PROBLEM TO WORK ON :: Rewrite only the lines from the one containing "problem-8-fraction (102, 988, 190, 1071)" through the one containing "fraction-denominator (102, 1024, 190, 1069)", replacing "instruction-line" with "instruction-text" and keeping everything else unchanged.

INPUT MATERIAL ::
§ §

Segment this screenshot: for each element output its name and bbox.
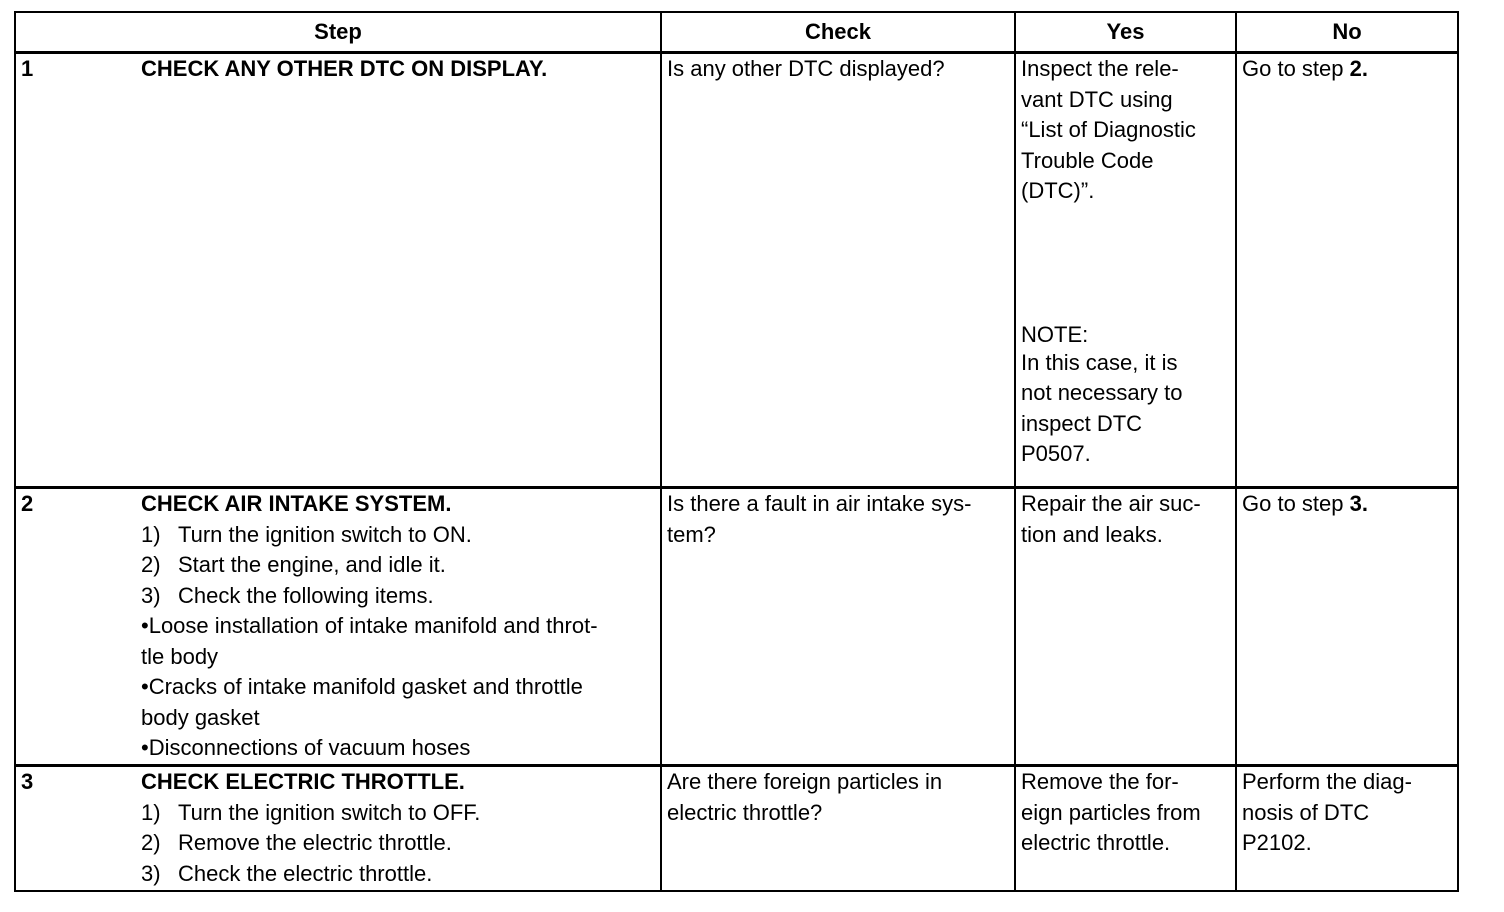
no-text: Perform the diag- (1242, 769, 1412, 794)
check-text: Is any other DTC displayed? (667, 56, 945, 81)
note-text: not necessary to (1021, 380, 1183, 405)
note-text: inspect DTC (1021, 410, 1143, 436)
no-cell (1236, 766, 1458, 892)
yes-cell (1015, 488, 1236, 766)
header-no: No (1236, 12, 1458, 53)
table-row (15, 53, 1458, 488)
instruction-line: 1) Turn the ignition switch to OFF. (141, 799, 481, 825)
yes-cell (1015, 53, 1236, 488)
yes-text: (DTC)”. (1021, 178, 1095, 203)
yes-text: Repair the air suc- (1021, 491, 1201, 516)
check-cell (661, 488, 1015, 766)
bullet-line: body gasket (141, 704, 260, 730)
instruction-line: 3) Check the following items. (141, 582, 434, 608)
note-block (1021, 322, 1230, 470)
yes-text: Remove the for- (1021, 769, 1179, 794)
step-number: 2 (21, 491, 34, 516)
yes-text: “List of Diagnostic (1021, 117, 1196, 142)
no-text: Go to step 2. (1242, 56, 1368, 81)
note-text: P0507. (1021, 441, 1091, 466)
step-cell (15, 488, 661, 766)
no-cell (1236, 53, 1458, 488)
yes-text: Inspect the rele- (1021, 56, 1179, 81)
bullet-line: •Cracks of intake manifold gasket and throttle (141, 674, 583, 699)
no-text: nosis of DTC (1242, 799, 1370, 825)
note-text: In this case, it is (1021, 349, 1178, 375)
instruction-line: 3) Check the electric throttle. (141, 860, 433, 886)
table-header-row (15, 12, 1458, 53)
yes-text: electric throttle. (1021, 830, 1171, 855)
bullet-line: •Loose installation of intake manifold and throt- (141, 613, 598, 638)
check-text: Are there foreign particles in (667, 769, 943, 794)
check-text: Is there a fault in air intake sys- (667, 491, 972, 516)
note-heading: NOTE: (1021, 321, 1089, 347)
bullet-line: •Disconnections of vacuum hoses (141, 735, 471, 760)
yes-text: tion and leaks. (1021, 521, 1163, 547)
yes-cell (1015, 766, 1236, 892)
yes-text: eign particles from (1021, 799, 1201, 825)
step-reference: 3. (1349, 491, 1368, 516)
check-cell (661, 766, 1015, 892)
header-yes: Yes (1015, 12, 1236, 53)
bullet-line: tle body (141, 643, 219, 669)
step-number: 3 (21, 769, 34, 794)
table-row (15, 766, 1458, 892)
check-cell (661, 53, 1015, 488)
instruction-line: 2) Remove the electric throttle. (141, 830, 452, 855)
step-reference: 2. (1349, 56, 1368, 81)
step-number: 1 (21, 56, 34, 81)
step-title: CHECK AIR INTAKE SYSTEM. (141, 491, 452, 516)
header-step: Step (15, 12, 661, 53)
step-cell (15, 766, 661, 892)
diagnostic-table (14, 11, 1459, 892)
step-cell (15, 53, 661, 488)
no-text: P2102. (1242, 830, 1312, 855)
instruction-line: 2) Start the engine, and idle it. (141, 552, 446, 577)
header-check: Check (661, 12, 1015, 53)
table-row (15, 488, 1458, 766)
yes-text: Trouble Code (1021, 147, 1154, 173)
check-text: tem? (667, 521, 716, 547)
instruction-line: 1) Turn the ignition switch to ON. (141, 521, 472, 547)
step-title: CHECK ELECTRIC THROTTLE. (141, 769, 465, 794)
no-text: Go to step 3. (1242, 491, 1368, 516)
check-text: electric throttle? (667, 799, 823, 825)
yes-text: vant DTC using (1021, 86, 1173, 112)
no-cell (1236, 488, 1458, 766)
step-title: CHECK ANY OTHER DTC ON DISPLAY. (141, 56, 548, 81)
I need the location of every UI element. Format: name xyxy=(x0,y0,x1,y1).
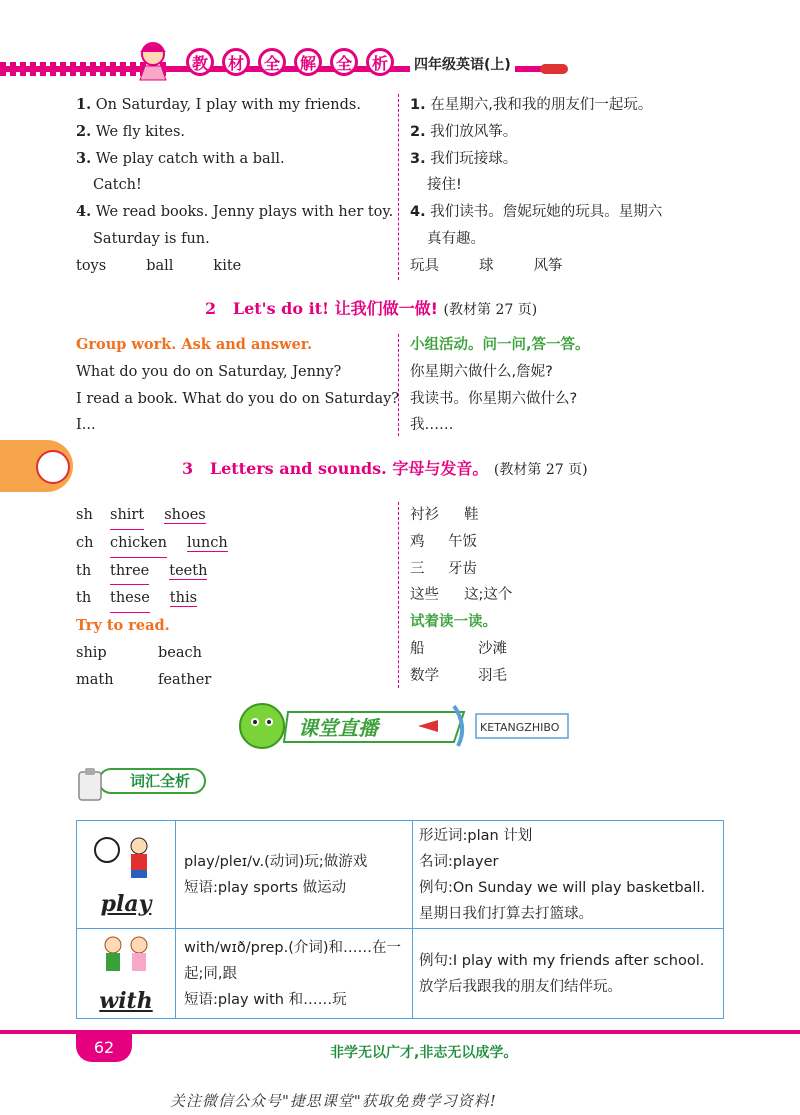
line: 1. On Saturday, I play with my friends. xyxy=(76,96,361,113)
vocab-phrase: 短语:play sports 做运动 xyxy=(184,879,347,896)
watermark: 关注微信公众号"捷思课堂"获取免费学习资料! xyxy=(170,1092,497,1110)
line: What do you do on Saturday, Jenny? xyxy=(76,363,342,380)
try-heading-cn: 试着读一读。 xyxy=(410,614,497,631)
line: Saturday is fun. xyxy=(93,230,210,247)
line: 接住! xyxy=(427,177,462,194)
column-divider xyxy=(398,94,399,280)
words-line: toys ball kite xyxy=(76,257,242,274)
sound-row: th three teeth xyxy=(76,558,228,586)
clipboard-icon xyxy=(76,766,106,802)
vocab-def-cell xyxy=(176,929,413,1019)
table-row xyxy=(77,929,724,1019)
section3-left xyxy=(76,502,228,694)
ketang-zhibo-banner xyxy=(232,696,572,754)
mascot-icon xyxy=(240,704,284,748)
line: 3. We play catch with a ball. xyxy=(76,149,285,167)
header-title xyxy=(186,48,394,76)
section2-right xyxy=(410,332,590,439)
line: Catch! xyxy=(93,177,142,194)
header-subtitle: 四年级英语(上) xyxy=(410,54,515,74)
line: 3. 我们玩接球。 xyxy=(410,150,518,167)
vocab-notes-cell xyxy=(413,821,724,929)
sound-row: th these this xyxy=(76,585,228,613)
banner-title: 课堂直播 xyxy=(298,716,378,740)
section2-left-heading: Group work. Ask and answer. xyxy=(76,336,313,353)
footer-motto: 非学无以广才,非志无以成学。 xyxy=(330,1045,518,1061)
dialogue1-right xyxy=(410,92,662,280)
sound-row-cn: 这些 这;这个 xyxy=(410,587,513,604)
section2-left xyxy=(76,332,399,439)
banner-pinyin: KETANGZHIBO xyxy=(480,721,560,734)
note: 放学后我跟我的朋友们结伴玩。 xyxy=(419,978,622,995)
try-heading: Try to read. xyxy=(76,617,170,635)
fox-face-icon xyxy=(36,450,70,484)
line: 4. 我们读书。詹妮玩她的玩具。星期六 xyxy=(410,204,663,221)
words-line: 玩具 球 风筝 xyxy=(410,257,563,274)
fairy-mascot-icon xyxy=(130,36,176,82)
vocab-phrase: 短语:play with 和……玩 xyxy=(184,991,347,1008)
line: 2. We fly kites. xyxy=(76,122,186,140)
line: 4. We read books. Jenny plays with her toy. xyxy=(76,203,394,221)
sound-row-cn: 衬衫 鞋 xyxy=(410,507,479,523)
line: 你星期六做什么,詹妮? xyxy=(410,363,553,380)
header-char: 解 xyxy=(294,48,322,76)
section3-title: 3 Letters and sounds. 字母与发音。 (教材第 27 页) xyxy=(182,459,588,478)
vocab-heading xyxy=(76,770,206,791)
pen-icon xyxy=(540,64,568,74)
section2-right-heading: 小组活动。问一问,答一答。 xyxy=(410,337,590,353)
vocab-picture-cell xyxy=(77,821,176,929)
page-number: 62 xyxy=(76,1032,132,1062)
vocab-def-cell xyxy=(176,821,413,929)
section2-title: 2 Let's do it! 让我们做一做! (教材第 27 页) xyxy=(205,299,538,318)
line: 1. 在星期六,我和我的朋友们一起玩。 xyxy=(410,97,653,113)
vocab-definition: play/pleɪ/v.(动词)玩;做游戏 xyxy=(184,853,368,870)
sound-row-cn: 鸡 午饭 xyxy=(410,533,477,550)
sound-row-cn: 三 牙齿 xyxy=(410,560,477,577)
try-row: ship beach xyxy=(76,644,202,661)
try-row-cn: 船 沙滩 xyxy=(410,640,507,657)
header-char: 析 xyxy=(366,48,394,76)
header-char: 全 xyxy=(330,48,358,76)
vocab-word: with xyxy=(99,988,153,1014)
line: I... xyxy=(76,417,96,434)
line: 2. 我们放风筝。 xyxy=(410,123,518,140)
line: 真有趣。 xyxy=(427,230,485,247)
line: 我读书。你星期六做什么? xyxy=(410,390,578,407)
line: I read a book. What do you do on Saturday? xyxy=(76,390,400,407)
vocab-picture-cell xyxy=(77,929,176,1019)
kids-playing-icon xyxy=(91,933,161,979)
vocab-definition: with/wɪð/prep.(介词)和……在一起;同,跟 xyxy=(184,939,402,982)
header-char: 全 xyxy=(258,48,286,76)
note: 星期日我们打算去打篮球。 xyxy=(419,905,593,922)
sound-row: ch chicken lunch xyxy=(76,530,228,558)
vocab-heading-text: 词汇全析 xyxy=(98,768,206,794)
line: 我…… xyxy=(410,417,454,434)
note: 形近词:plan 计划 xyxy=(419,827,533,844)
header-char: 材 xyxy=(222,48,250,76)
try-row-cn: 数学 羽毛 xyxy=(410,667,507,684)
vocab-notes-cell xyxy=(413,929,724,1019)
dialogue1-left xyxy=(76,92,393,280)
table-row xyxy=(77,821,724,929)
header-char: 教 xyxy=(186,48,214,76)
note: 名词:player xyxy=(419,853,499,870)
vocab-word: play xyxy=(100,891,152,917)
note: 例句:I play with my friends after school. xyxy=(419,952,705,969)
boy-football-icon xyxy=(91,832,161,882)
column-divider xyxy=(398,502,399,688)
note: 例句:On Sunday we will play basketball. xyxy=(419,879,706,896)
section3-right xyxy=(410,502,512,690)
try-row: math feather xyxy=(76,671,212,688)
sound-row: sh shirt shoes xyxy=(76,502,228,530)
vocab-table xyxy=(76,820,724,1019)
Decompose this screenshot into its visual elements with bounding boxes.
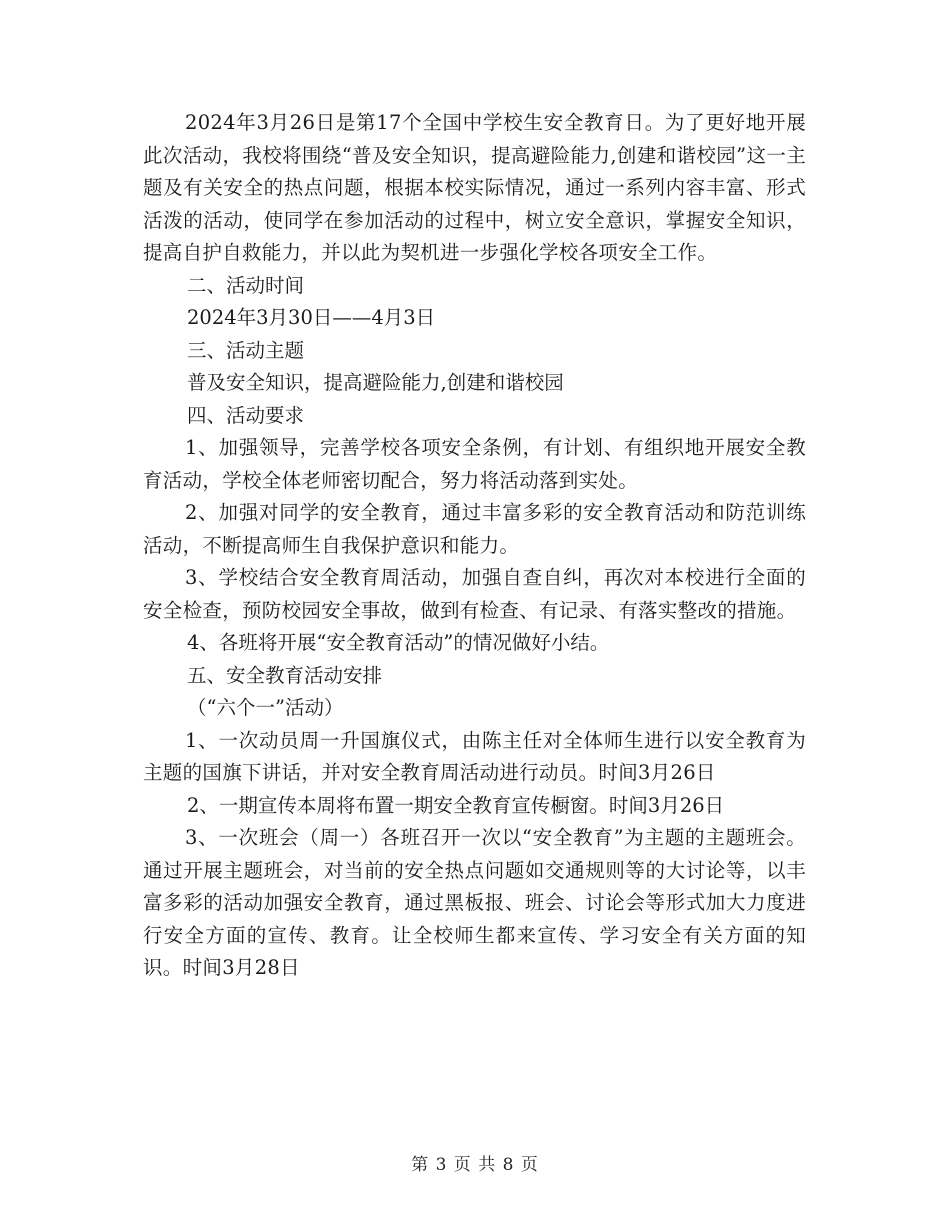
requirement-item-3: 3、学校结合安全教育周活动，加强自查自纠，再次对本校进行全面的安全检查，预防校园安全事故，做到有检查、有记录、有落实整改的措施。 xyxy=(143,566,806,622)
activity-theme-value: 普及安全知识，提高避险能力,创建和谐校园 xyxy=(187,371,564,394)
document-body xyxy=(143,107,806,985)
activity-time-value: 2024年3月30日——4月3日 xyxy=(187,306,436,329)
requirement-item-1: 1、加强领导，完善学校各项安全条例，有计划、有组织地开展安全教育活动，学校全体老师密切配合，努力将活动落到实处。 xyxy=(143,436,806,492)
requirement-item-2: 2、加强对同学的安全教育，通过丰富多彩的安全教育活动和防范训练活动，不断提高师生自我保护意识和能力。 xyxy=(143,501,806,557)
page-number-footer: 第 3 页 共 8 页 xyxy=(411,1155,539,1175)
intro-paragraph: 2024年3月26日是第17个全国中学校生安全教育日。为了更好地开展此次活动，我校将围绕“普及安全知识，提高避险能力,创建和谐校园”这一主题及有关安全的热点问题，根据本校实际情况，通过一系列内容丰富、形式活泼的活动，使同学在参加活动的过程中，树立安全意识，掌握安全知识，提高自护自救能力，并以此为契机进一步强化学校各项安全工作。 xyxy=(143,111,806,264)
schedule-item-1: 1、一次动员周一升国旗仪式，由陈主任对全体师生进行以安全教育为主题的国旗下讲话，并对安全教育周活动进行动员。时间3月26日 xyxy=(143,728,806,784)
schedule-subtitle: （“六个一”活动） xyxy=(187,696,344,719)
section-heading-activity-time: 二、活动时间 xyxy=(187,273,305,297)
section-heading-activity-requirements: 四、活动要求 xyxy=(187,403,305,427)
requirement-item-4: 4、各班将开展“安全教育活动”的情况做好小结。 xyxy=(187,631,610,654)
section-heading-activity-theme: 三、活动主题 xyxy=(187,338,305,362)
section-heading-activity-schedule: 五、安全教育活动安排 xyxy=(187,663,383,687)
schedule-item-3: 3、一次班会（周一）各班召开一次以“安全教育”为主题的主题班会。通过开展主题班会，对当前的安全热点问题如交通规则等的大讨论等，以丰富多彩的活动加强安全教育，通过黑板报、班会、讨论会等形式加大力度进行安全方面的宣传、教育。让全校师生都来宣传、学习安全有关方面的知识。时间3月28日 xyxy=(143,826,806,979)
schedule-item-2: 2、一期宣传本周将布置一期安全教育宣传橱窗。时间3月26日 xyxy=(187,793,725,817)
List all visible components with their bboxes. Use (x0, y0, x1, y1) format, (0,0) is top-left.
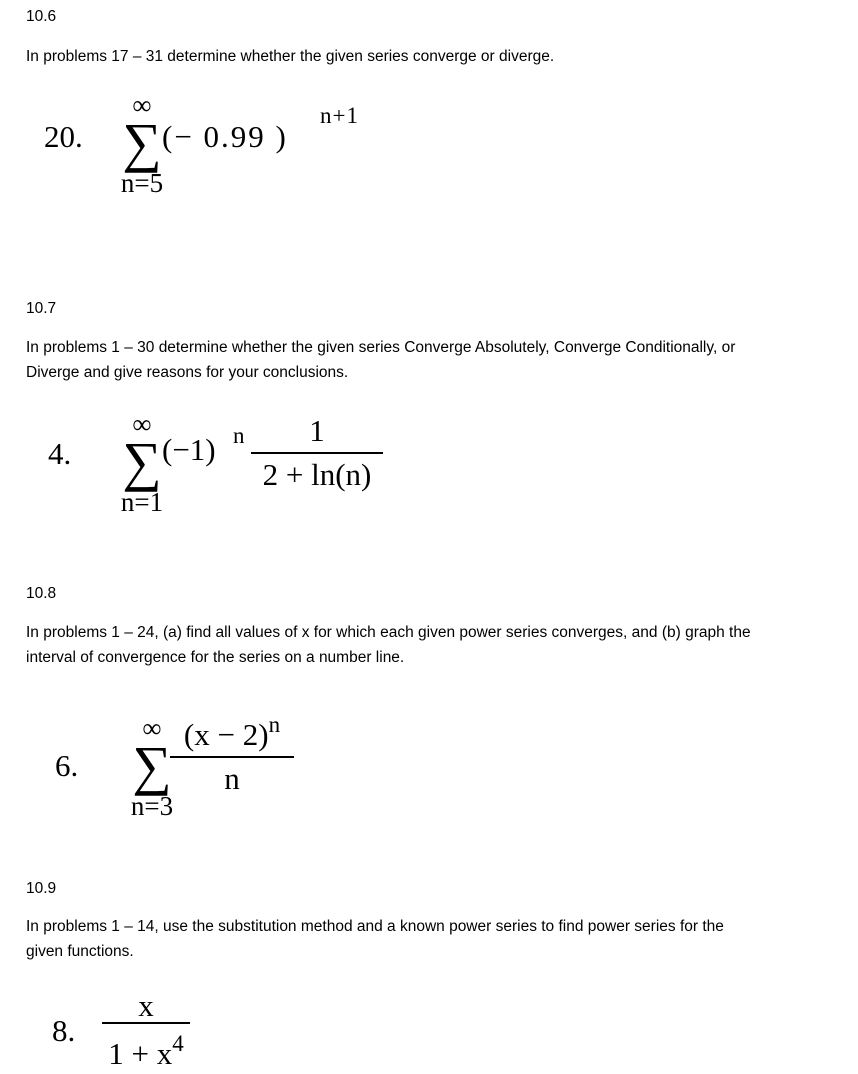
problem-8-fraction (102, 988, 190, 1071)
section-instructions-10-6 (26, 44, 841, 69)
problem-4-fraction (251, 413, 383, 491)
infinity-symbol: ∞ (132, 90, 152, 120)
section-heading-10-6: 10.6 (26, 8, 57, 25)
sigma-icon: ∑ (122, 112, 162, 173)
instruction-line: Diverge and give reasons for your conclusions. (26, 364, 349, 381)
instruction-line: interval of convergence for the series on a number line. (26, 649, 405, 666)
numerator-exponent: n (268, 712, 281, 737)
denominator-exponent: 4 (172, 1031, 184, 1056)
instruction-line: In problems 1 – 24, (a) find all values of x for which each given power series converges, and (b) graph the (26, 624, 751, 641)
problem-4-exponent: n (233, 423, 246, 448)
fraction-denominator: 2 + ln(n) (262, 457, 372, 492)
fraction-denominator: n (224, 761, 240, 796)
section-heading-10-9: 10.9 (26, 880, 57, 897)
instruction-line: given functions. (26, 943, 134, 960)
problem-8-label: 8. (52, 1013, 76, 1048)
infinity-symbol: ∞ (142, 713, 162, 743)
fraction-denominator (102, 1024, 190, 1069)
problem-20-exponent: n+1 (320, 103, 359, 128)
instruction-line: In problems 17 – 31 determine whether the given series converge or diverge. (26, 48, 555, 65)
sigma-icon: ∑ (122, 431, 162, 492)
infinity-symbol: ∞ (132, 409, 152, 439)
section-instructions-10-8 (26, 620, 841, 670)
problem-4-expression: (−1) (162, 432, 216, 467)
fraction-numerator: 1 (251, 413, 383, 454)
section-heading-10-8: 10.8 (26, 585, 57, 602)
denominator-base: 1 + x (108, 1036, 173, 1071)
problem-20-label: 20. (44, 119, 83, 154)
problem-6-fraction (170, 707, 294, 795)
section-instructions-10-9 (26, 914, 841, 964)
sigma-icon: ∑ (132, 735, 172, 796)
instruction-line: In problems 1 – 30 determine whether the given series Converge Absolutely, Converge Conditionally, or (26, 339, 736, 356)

§ §

SOLUTION BELOW ::
problem-8-fraction (102, 988, 190, 1071)
section-instructions-10-6 (26, 44, 841, 69)
problem-4-fraction (251, 413, 383, 491)
infinity-symbol: ∞ (132, 90, 152, 120)
section-heading-10-6: 10.6 (26, 8, 57, 25)
sigma-icon: ∑ (122, 112, 162, 173)
instruction-text: Diverge and give reasons for your conclusions. (26, 364, 349, 381)
instruction-text: interval of convergence for the series on a number line. (26, 649, 405, 666)
numerator-exponent: n (268, 712, 281, 737)
denominator-exponent: 4 (172, 1031, 184, 1056)
instruction-text: In problems 1 – 24, (a) find all values of x for which each given power series converges, and (b) graph the (26, 624, 751, 641)
problem-4-exponent: n (233, 423, 246, 448)
fraction-denominator: 2 + ln(n) (262, 457, 372, 492)
fraction-denominator: n (224, 761, 240, 796)
section-heading-10-9: 10.9 (26, 880, 57, 897)
instruction-text: given functions. (26, 943, 134, 960)
problem-8-label: 8. (52, 1013, 76, 1048)
infinity-symbol: ∞ (142, 713, 162, 743)
fraction-denominator (102, 1024, 190, 1069)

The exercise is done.